■ **Items listed in a dataset**
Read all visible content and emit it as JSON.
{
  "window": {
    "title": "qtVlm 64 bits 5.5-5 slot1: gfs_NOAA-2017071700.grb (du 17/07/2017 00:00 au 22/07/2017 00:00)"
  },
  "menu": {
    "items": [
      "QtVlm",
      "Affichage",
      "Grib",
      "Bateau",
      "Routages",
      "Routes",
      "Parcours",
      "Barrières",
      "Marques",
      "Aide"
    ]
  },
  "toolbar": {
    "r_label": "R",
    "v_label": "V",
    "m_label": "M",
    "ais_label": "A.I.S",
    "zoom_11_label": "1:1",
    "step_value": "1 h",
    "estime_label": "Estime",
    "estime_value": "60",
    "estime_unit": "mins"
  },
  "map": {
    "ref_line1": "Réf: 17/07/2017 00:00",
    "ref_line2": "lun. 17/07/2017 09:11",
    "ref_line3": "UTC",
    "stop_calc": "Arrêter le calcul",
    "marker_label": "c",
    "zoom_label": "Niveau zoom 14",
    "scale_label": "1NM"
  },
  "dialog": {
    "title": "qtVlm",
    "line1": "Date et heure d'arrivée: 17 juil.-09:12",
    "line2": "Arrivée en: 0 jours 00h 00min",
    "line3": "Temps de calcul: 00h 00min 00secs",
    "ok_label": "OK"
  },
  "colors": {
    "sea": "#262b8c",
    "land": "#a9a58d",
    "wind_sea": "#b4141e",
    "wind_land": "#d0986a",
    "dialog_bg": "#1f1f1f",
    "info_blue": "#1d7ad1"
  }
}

■ **What is expected**
Transcribe each record exactly. Leave nothing out.

■ **Solution to the exercise**
Read all visible content and emit it as JSON.
{
  "window": {
    "title": "qtVlm 64 bits 5.5-5 slot1: gfs_NOAA-2017071700.grb (du 17/07/2017 00:00 au 22/07/2017 00:00)"
  },
  "menu": {
    "items": [
      "QtVlm",
      "Affichage",
      "Grib",
      "Bateau",
      "Routages",
      "Routes",
      "Parcours",
      "Barrières",
      "Marques",
      "Aide"
    ]
  },
  "toolbar": {
    "r_label": "R",
    "v_label": "V",
    "m_label": "M",
    "ais_label": "A.I.S",
    "zoom_11_label": "1:1",
    "step_value": "1 h",
    "estime_label": "Estime",
    "estime_value": "60",
    "estime_unit": "mins"
  },
  "map": {
    "ref_line1": "Réf: 17/07/2017 00:00",
    "ref_line2": "lun. 17/07/2017 09:11",
    "ref_line3": "UTC",
    "stop_calc": "Arrêter le calcul",
    "marker_label": "c",
    "zoom_label": "Niveau zoom 14",
    "scale_label": "1NM"
  },
  "dialog": {
    "title": "qtVlm",
    "line1": "Date et heure d'arrivée: 17 juil.-09:12",
    "line2": "Arrivée en: 0 jours 00h 00min",
    "line3": "Temps de calcul: 00h 00min 00secs",
    "ok_label": "OK"
  },
  "colors": {
    "sea": "#262b8c",
    "land": "#a9a58d",
    "wind_sea": "#b4141e",
    "wind_land": "#d0986a",
    "dialog_bg": "#1f1f1f",
    "info_blue": "#1d7ad1"
  }
}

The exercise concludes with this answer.